## Exercise requirements
Write the data out again exactly, dropping any images it holds.

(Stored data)
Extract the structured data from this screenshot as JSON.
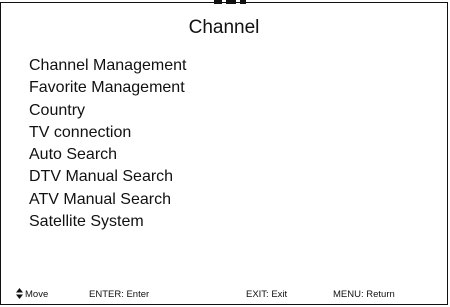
{
  "title": "Channel",
  "menu": {
    "items": [
      {
        "label": "Channel Management"
      },
      {
        "label": "Favorite Management"
      },
      {
        "label": "Country"
      },
      {
        "label": "TV connection"
      },
      {
        "label": "Auto Search"
      },
      {
        "label": "DTV Manual Search"
      },
      {
        "label": "ATV Manual Search"
      },
      {
        "label": "Satellite System"
      }
    ]
  },
  "footer": {
    "move_icon": "up-down-arrow-icon",
    "move_label": "Move",
    "enter_label": "ENTER: Enter",
    "exit_label": "EXIT: Exit",
    "menu_label": "MENU: Return"
  },
  "colors": {
    "text": "#111111",
    "background": "#ffffff",
    "border": "#111111"
  }
}
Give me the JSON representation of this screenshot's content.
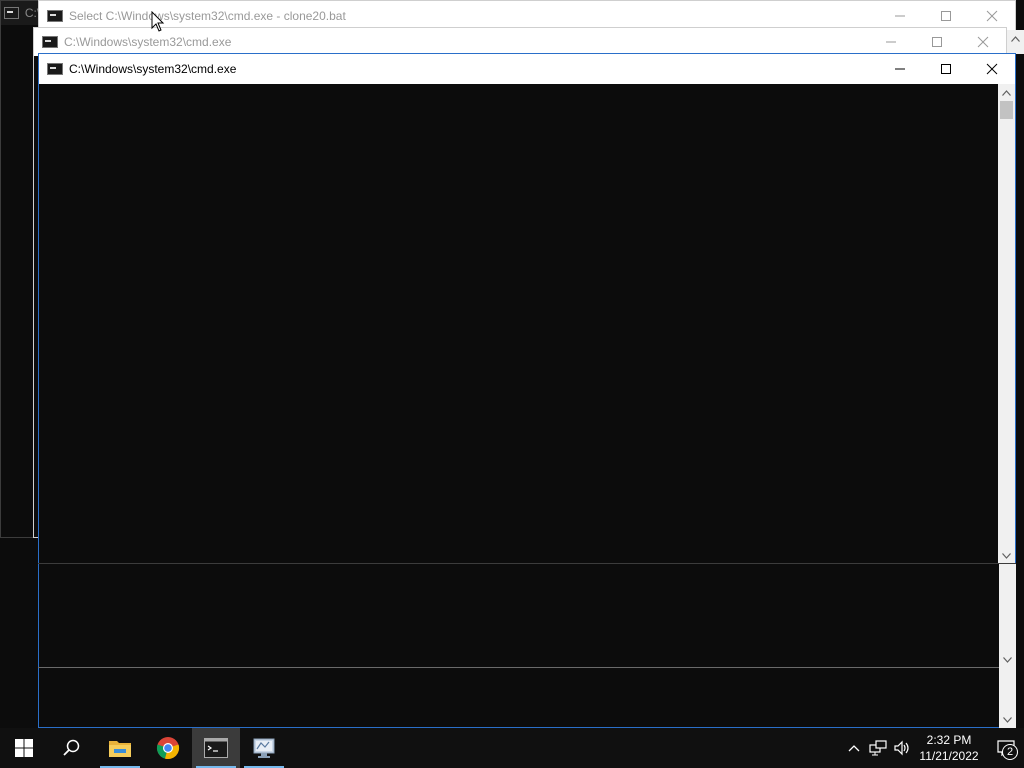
{
  "windows": {
    "back_partial": {
      "title": "C:\\"
    },
    "select_window": {
      "title": "Select C:\\Windows\\system32\\cmd.exe - clone20.bat"
    },
    "middle_window": {
      "title": "C:\\Windows\\system32\\cmd.exe"
    },
    "front_window": {
      "title": "C:\\Windows\\system32\\cmd.exe"
    }
  },
  "taskbar": {
    "start": "start-icon",
    "search": "search-icon",
    "apps": [
      "file-explorer-icon",
      "chrome-icon",
      "cmd-icon",
      "network-app-icon"
    ],
    "tray": {
      "chevron": "chevron-up-icon",
      "network": "network-icon",
      "volume": "volume-icon",
      "time": "2:32 PM",
      "date": "11/21/2022",
      "notification_count": "2"
    }
  },
  "colors": {
    "console_bg": "#0c0c0c",
    "taskbar_bg": "#101010",
    "accent": "#76b9ed"
  }
}
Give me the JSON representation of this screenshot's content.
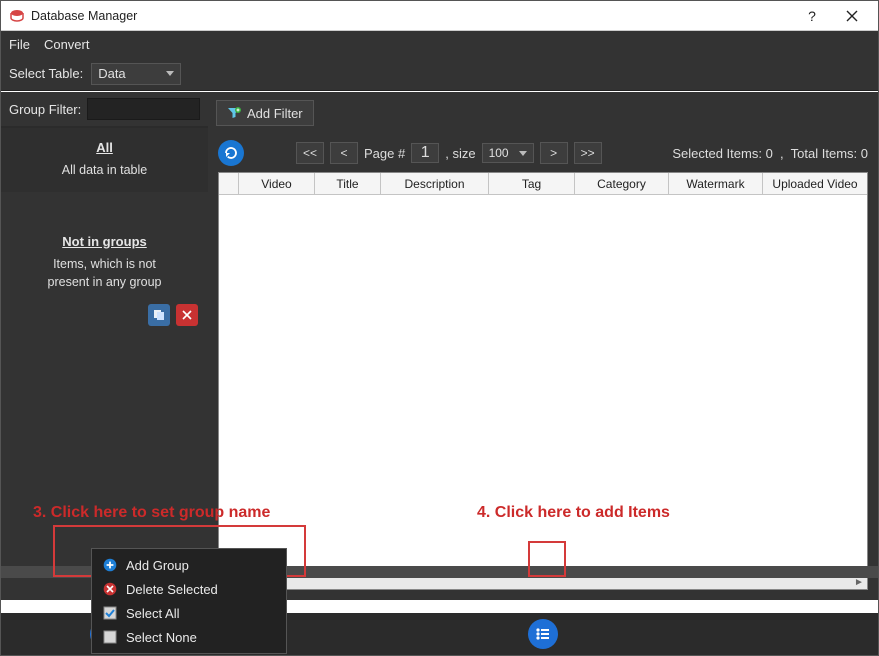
{
  "window": {
    "title": "Database Manager"
  },
  "menubar": {
    "file": "File",
    "convert": "Convert"
  },
  "tablebar": {
    "label": "Select Table:",
    "selected": "Data"
  },
  "sidebar": {
    "filter_label": "Group Filter:",
    "group_all": {
      "title": "All",
      "desc": "All data in table"
    },
    "group_not": {
      "title": "Not in groups",
      "desc_line1": "Items, which is not",
      "desc_line2": "present in any group"
    }
  },
  "filterbar": {
    "add_filter": "Add Filter"
  },
  "pager": {
    "first": "<<",
    "prev": "<",
    "next": ">",
    "last": ">>",
    "page_label": "Page #",
    "page_value": "1",
    "size_label": ", size",
    "size_value": "100"
  },
  "status": {
    "selected_label": "Selected Items:",
    "selected_value": "0",
    "sep": ",",
    "total_label": "Total Items:",
    "total_value": "0"
  },
  "table": {
    "columns": [
      "Video",
      "Title",
      "Description",
      "Tag",
      "Category",
      "Watermark",
      "Uploaded Video"
    ]
  },
  "context_menu": {
    "add_group": "Add Group",
    "delete_selected": "Delete Selected",
    "select_all": "Select All",
    "select_none": "Select None"
  },
  "annotations": {
    "step3": "3. Click here to set group name",
    "step4": "4. Click here to add Items"
  }
}
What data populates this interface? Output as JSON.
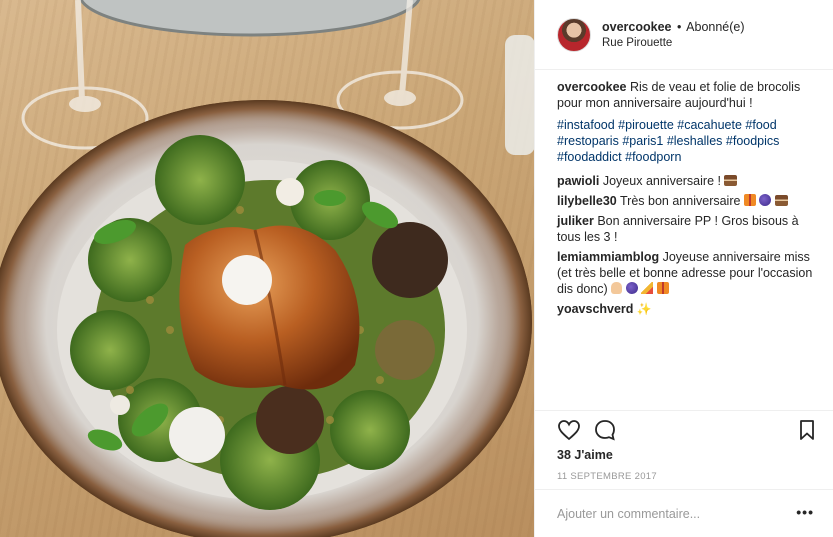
{
  "header": {
    "username": "overcookee",
    "separator": "•",
    "follow_label": "Abonné(e)",
    "location": "Rue Pirouette",
    "avatar_icon": "profile-avatar"
  },
  "caption": {
    "user": "overcookee",
    "text": "Ris de veau et folie de brocolis pour mon anniversaire aujourd'hui !",
    "hashtags": [
      "#instafood",
      "#pirouette",
      "#cacahuete",
      "#food",
      "#restoparis",
      "#paris1",
      "#leshalles",
      "#foodpics",
      "#foodaddict",
      "#foodporn"
    ]
  },
  "comments": [
    {
      "user": "pawioli",
      "text": "Joyeux anniversaire !",
      "emojis": [
        "cake"
      ]
    },
    {
      "user": "lilybelle30",
      "text": "Très bon anniversaire",
      "emojis": [
        "gift",
        "balloon",
        "cake"
      ]
    },
    {
      "user": "juliker",
      "text": "Bon anniversaire PP ! Gros bisous à tous les 3 !",
      "emojis": []
    },
    {
      "user": "lemiammiamblog",
      "text": "Joyeuse anniversaire miss (et très belle et bonne adresse pour l'occasion dis donc)",
      "emojis": [
        "hand",
        "balloon",
        "party",
        "gift"
      ]
    },
    {
      "user": "yoavschverd",
      "text": "",
      "emojis": [
        "sparkles"
      ]
    }
  ],
  "actions": {
    "like_icon": "heart-outline",
    "comment_icon": "speech-bubble",
    "save_icon": "bookmark",
    "likes_text": "38 J'aime",
    "date": "11 septembre 2017"
  },
  "add_comment": {
    "placeholder": "Ajouter un commentaire...",
    "more_label": "•••"
  },
  "colors": {
    "hashtag": "#003569",
    "text": "#262626",
    "muted": "#999999",
    "border": "#efefef"
  }
}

## Task result
Extract the structured data from this screenshot as JSON.
{
  "title": "Channel",
  "menu": {
    "items": [
      {
        "label": "Channel Management"
      },
      {
        "label": "Favorite Management"
      },
      {
        "label": "Country"
      },
      {
        "label": "TV connection"
      },
      {
        "label": "Auto Search"
      },
      {
        "label": "DTV Manual Search"
      },
      {
        "label": "ATV Manual Search"
      },
      {
        "label": "Satellite System"
      }
    ]
  },
  "footer": {
    "move_icon": "up-down-arrow-icon",
    "move_label": "Move",
    "enter_label": "ENTER: Enter",
    "exit_label": "EXIT: Exit",
    "menu_label": "MENU: Return"
  },
  "colors": {
    "text": "#111111",
    "background": "#ffffff",
    "border": "#111111"
  }
}
Give me the JSON representation of this screenshot's content.
{
  "windows": {
    "back_partial": {
      "title": "C:\\"
    },
    "select_window": {
      "title": "Select C:\\Windows\\system32\\cmd.exe - clone20.bat"
    },
    "middle_window": {
      "title": "C:\\Windows\\system32\\cmd.exe"
    },
    "front_window": {
      "title": "C:\\Windows\\system32\\cmd.exe"
    }
  },
  "taskbar": {
    "start": "start-icon",
    "search": "search-icon",
    "apps": [
      "file-explorer-icon",
      "chrome-icon",
      "cmd-icon",
      "network-app-icon"
    ],
    "tray": {
      "chevron": "chevron-up-icon",
      "network": "network-icon",
      "volume": "volume-icon",
      "time": "2:32 PM",
      "date": "11/21/2022",
      "notification_count": "2"
    }
  },
  "colors": {
    "console_bg": "#0c0c0c",
    "taskbar_bg": "#101010",
    "accent": "#76b9ed"
  }
}
Give me the JSON representation of this screenshot's content.
{
  "window": {
    "title": "Database Manager"
  },
  "menubar": {
    "file": "File",
    "convert": "Convert"
  },
  "tablebar": {
    "label": "Select Table:",
    "selected": "Data"
  },
  "sidebar": {
    "filter_label": "Group Filter:",
    "group_all": {
      "title": "All",
      "desc": "All data in table"
    },
    "group_not": {
      "title": "Not in groups",
      "desc_line1": "Items, which is not",
      "desc_line2": "present in any group"
    }
  },
  "filterbar": {
    "add_filter": "Add Filter"
  },
  "pager": {
    "first": "<<",
    "prev": "<",
    "next": ">",
    "last": ">>",
    "page_label": "Page #",
    "page_value": "1",
    "size_label": ", size",
    "size_value": "100"
  },
  "status": {
    "selected_label": "Selected Items:",
    "selected_value": "0",
    "sep": ",",
    "total_label": "Total Items:",
    "total_value": "0"
  },
  "table": {
    "columns": [
      "Video",
      "Title",
      "Description",
      "Tag",
      "Category",
      "Watermark",
      "Uploaded Video"
    ]
  },
  "context_menu": {
    "add_group": "Add Group",
    "delete_selected": "Delete Selected",
    "select_all": "Select All",
    "select_none": "Select None"
  },
  "annotations": {
    "step3": "3. Click here to set group name",
    "step4": "4. Click here to add Items"
  }
}
What data populates this interface? Output as JSON.
{
  "header": {
    "username": "overcookee",
    "separator": "•",
    "follow_label": "Abonné(e)",
    "location": "Rue Pirouette",
    "avatar_icon": "profile-avatar"
  },
  "caption": {
    "user": "overcookee",
    "text": "Ris de veau et folie de brocolis pour mon anniversaire aujourd'hui !",
    "hashtags": [
      "#instafood",
      "#pirouette",
      "#cacahuete",
      "#food",
      "#restoparis",
      "#paris1",
      "#leshalles",
      "#foodpics",
      "#foodaddict",
      "#foodporn"
    ]
  },
  "comments": [
    {
      "user": "pawioli",
      "text": "Joyeux anniversaire !",
      "emojis": [
        "cake"
      ]
    },
    {
      "user": "lilybelle30",
      "text": "Très bon anniversaire",
      "emojis": [
        "gift",
        "balloon",
        "cake"
      ]
    },
    {
      "user": "juliker",
      "text": "Bon anniversaire PP ! Gros bisous à tous les 3 !",
      "emojis": []
    },
    {
      "user": "lemiammiamblog",
      "text": "Joyeuse anniversaire miss (et très belle et bonne adresse pour l'occasion dis donc)",
      "emojis": [
        "hand",
        "balloon",
        "party",
        "gift"
      ]
    },
    {
      "user": "yoavschverd",
      "text": "",
      "emojis": [
        "sparkles"
      ]
    }
  ],
  "actions": {
    "like_icon": "heart-outline",
    "comment_icon": "speech-bubble",
    "save_icon": "bookmark",
    "likes_text": "38 J'aime",
    "date": "11 septembre 2017"
  },
  "add_comment": {
    "placeholder": "Ajouter un commentaire...",
    "more_label": "•••"
  },
  "colors": {
    "hashtag": "#003569",
    "text": "#262626",
    "muted": "#999999",
    "border": "#efefef"
  }
}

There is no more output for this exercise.